— START OF Passage given —

Studio album by Gordon Beck
- Released: 1979
- Genre: Jazz
- Length: 36:28
- Label: JMS–Cream
- Producer: Jean-Marie Salhani

Gordon Beck chronology
| The French Connection (1978) | Sunbird (1979) | The Things You See (1980) |

= Sunbird (album) =

Sunbird is a studio album by pianist Gordon Beck, released in 1979 through JMS–Cream Records. This was the second Beck recording to feature guitarist Allan Holdsworth, following up Conversation Piece (1977). Two additional collaborative albums would follow: The Things You See (1980) and With a Heart in My Song (1988). Both Sunbird and The Things You See were reissued together as a compilation in 1989 (with the omission of "Flight" from Sunbird) and again in 1994 (including "Flight"). Sunbird by itself was reissued on 17 September 1996.

— END OF Passage given —
— START OF Data section —

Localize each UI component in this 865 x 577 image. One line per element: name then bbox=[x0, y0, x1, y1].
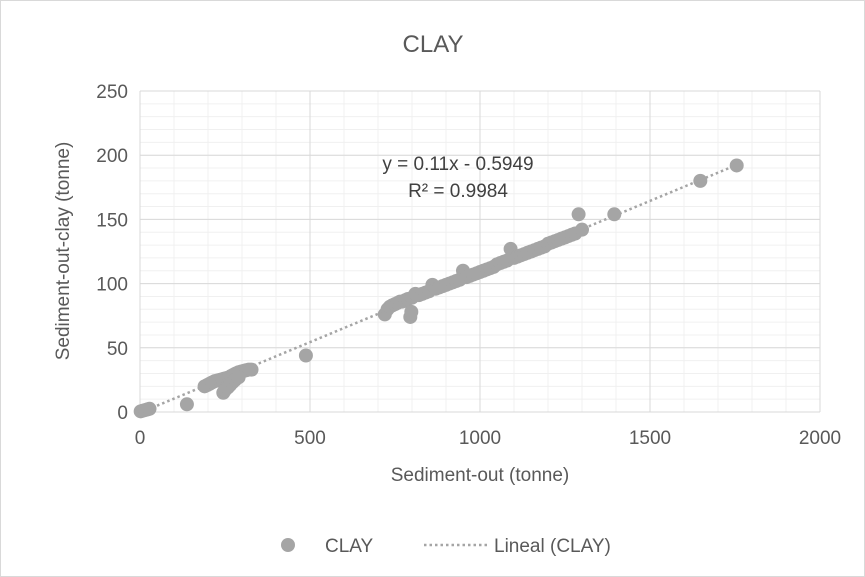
x-axis-title: Sediment-out (tonne) bbox=[391, 465, 570, 486]
points-layer bbox=[133, 158, 744, 419]
data-point bbox=[404, 304, 419, 319]
data-point bbox=[693, 173, 708, 188]
trendline-r-squared: R² = 0.9984 bbox=[408, 181, 508, 202]
y-tick-label: 200 bbox=[96, 146, 128, 167]
y-axis-title: Sediment-out-clay (tonne) bbox=[53, 142, 74, 361]
y-tick-label: 0 bbox=[117, 403, 128, 424]
y-tick-label: 100 bbox=[96, 275, 128, 296]
data-point bbox=[571, 207, 586, 222]
x-tick-label: 1500 bbox=[629, 428, 671, 449]
x-tick-label: 0 bbox=[135, 428, 146, 449]
data-point bbox=[298, 348, 313, 363]
data-point bbox=[575, 222, 589, 237]
x-tick-label: 1000 bbox=[459, 428, 501, 449]
data-point bbox=[179, 397, 194, 412]
data-point bbox=[244, 362, 259, 377]
legend-series-label: CLAY bbox=[325, 536, 374, 557]
data-point bbox=[231, 370, 246, 385]
x-tick-label: 2000 bbox=[799, 428, 841, 449]
legend-marker-icon bbox=[281, 538, 295, 552]
grid-layer bbox=[139, 90, 821, 413]
legend: CLAY Lineal (CLAY) bbox=[281, 536, 611, 557]
data-point bbox=[729, 158, 744, 173]
x-tick-label: 500 bbox=[294, 428, 326, 449]
data-point bbox=[607, 207, 622, 222]
data-point bbox=[142, 401, 157, 416]
y-tick-label: 150 bbox=[96, 210, 128, 231]
chart-title: CLAY bbox=[403, 31, 464, 58]
trendline-equation: y = 0.11x - 0.5949 bbox=[382, 154, 533, 175]
tick-label-layer: 0 500 1000 1500 2000 0 50 100 150 200 250 bbox=[96, 82, 841, 449]
legend-trendline-label: Lineal (CLAY) bbox=[494, 536, 611, 557]
y-tick-label: 50 bbox=[107, 339, 128, 360]
y-tick-label: 250 bbox=[96, 82, 128, 103]
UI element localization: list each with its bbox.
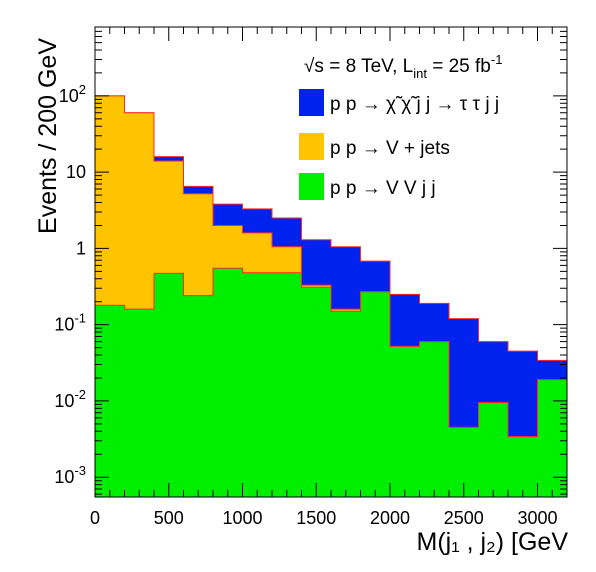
axis-ticks [94,26,568,497]
legend-label-2: p p → V V j j [330,178,436,199]
legend-swatch-2 [299,173,324,200]
x-axis-label: M(j₁ , j₂) [GeV [417,528,569,556]
y-tick-label: 10-3 [54,463,86,487]
x-tick-label: 3000 [517,508,557,528]
tick-marks [94,26,568,497]
y-tick-label: 1 [76,238,86,258]
x-tick-label: 2500 [444,508,484,528]
y-axis-label: Events / 200 GeV [34,38,62,234]
energy-luminosity-annotation: √s = 8 TeV, Lint = 25 fb-1 [304,52,502,81]
legend-label-1: p p → V + jets [330,138,450,159]
stacked-areas [94,95,568,498]
legend-swatch-0 [299,89,324,116]
x-tick-label: 1500 [296,508,336,528]
y-tick-label: 102 [59,82,86,106]
legend-label-0: p p → χ̃ χ̃ j j → τ τ j j [330,94,499,115]
legend-swatch-1 [299,133,324,160]
y-tick-label: 10-1 [54,311,86,335]
tick-labels: 0 500 1000 1500 2000 2500 3000 10-3 10-2 10-1 1 10 1… [54,82,557,528]
x-tick-label: 500 [154,508,184,528]
x-tick-label: 0 [90,508,100,528]
y-tick-label: 10 [66,162,86,182]
x-tick-label: 1000 [222,508,262,528]
legend: p p → χ̃ χ̃ j j → τ τ j j p p → V + jets p… [299,89,499,200]
y-tick-label: 10-2 [54,387,86,411]
series-area-2 [94,267,568,498]
x-tick-label: 2000 [370,508,410,528]
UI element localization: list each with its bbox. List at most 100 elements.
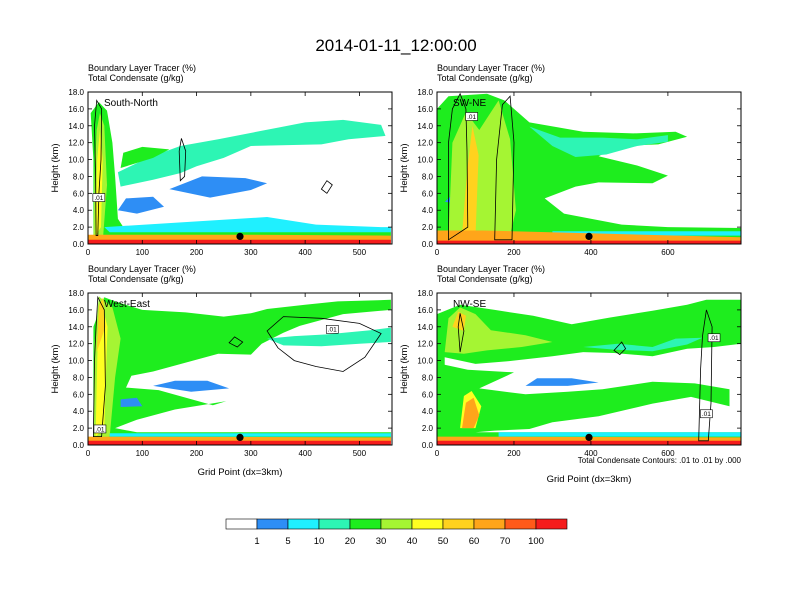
y-tick-label: 18.0 — [68, 289, 84, 298]
colorbar-label: 100 — [528, 536, 544, 547]
contour-line — [494, 95, 515, 241]
contour-line — [448, 92, 469, 241]
field-region — [88, 440, 391, 445]
colorbar-swatch — [349, 518, 382, 530]
y-tick-label: 6.0 — [422, 390, 434, 399]
colorbar-label: 60 — [469, 536, 480, 547]
panel-region-label: SW-NE — [453, 98, 486, 109]
location-marker — [236, 232, 244, 240]
y-axis-label: Height (km) — [399, 143, 410, 192]
y-tick-label: 16.0 — [417, 105, 433, 114]
x-tick-label: 400 — [298, 248, 312, 257]
colorbar-label: 1 — [254, 536, 259, 547]
y-tick-label: 16.0 — [68, 105, 84, 114]
panel-nw-se: .01 .01 0 200 400 600 0.0 2.0 4.0 6.0 8.0 10.0 12.0 1… — [399, 264, 742, 485]
x-tick-label: 400 — [584, 248, 598, 257]
contour-line — [698, 309, 713, 442]
y-tick-label: 2.0 — [422, 424, 434, 433]
y-tick-label: 10.0 — [417, 156, 433, 165]
y-tick-label: 8.0 — [73, 373, 85, 382]
colorbar-swatch — [411, 518, 444, 530]
x-tick-label: 100 — [136, 248, 150, 257]
y-axis-label: Height (km) — [50, 143, 61, 192]
x-tick-label: 600 — [661, 449, 675, 458]
x-tick-label: 0 — [435, 449, 440, 458]
panel-title-line1: Boundary Layer Tracer (%) — [88, 264, 196, 274]
y-tick-label: 4.0 — [422, 407, 434, 416]
y-tick-label: 2.0 — [73, 223, 85, 232]
contour-label-box — [92, 193, 106, 202]
panel-region-label: South-North — [104, 98, 158, 109]
field-region — [153, 380, 230, 392]
contour-label: .01 — [710, 335, 719, 342]
y-tick-label: 16.0 — [417, 306, 433, 315]
panel-west-east: .01 .01 0 100 200 300 400 500 0.0 2.0 4.0 6.0 8.0 10.… — [50, 264, 393, 478]
contour-label: .01 — [702, 411, 711, 418]
contour-line — [613, 341, 627, 356]
x-tick-label: 600 — [661, 248, 675, 257]
location-marker — [585, 232, 593, 240]
contour-label: .01 — [94, 195, 103, 202]
colorbar-label: 40 — [407, 536, 418, 547]
y-tick-label: 2.0 — [422, 223, 434, 232]
contour-line — [228, 336, 244, 348]
field-region — [437, 440, 741, 445]
field-region — [93, 297, 391, 441]
panel-region-label: West-East — [104, 299, 150, 310]
plot-frame — [87, 91, 393, 245]
panel-south-north: .01 0 100 200 300 400 500 0.0 2.0 4.0 6.0 8.0 10.0 12… — [50, 63, 393, 257]
field-region — [583, 337, 703, 352]
y-tick-label: 0.0 — [422, 240, 434, 249]
contour-label-box — [700, 409, 713, 419]
field-region — [120, 146, 170, 168]
x-tick-label: 200 — [190, 248, 204, 257]
colorbar-swatch — [442, 518, 475, 530]
colorbar-label: 70 — [500, 536, 511, 547]
plot-frame — [436, 292, 742, 446]
x-tick-label: 200 — [190, 449, 204, 458]
colorbar: 1 5 10 20 30 40 50 60 70 100 — [225, 518, 568, 547]
location-marker — [585, 433, 593, 441]
contour-line — [457, 313, 465, 353]
contour-line — [94, 99, 103, 237]
x-tick-label: 100 — [136, 449, 150, 458]
x-axis-label: Grid Point (dx=3km) — [547, 474, 632, 485]
panel-title-line1: Boundary Layer Tracer (%) — [437, 63, 545, 73]
panel-title-line1: Boundary Layer Tracer (%) — [88, 63, 196, 73]
colorbar-swatch — [287, 518, 320, 530]
y-tick-label: 14.0 — [68, 122, 84, 131]
x-tick-label: 0 — [86, 248, 91, 257]
contour-label-box — [93, 424, 107, 434]
contour-label-box — [707, 333, 721, 343]
location-marker — [236, 433, 244, 441]
contour-label: .01 — [328, 327, 337, 334]
y-tick-label: 10.0 — [417, 357, 433, 366]
field-region — [169, 176, 268, 198]
panel-title-line2: Total Condensate (g/kg) — [437, 73, 533, 83]
field-region — [267, 327, 391, 347]
x-tick-label: 500 — [353, 248, 367, 257]
condensate-field — [437, 299, 741, 445]
colorbar-label: 30 — [376, 536, 387, 547]
plot-frame — [87, 292, 393, 446]
y-tick-label: 4.0 — [73, 407, 85, 416]
y-tick-label: 0.0 — [73, 441, 85, 450]
y-tick-label: 0.0 — [422, 441, 434, 450]
y-tick-label: 10.0 — [68, 357, 84, 366]
contour-label-box — [325, 325, 339, 334]
field-region — [109, 433, 391, 437]
field-region — [444, 307, 553, 354]
y-tick-label: 18.0 — [417, 289, 433, 298]
contour-label: .01 — [467, 114, 476, 121]
panels: .01 0 100 200 300 400 500 0.0 2.0 4.0 6.0 8.0 10.0 12… — [50, 63, 742, 485]
x-tick-label: 200 — [507, 449, 521, 458]
colorbar-swatch — [318, 518, 351, 530]
x-tick-label: 300 — [244, 449, 258, 458]
y-tick-label: 2.0 — [73, 424, 85, 433]
y-tick-label: 6.0 — [73, 390, 85, 399]
field-region — [88, 239, 391, 244]
contour-line — [266, 316, 382, 372]
y-tick-label: 0.0 — [73, 240, 85, 249]
y-tick-label: 4.0 — [73, 206, 85, 215]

— END OF Data section —

Written task A: According to the passage on the Sunbird album, on what date was Sunbird reissued by itself?
Written task B: State whether each statement agrees with the passage on the Sunbird album, answering yes or no and quoting the words that decide it: (i) Sunbird was produced by Jean-Marie Salhani. (ii) The 1989 compilation included "Flight" from Sunbird. (iii) Sunbird was the first Gordon Beck recording to feature Allan Holdsworth.

Response A: 17 September 1996

Response B:
(i) Yes: "Producer: Jean-Marie Salhani"
(ii) No: "reissued together as a compilation in 1989 (with the omission of "Flight" from Sunbird)"
(iii) No: "This was the second Beck recording to feature guitarist Allan Holdsworth"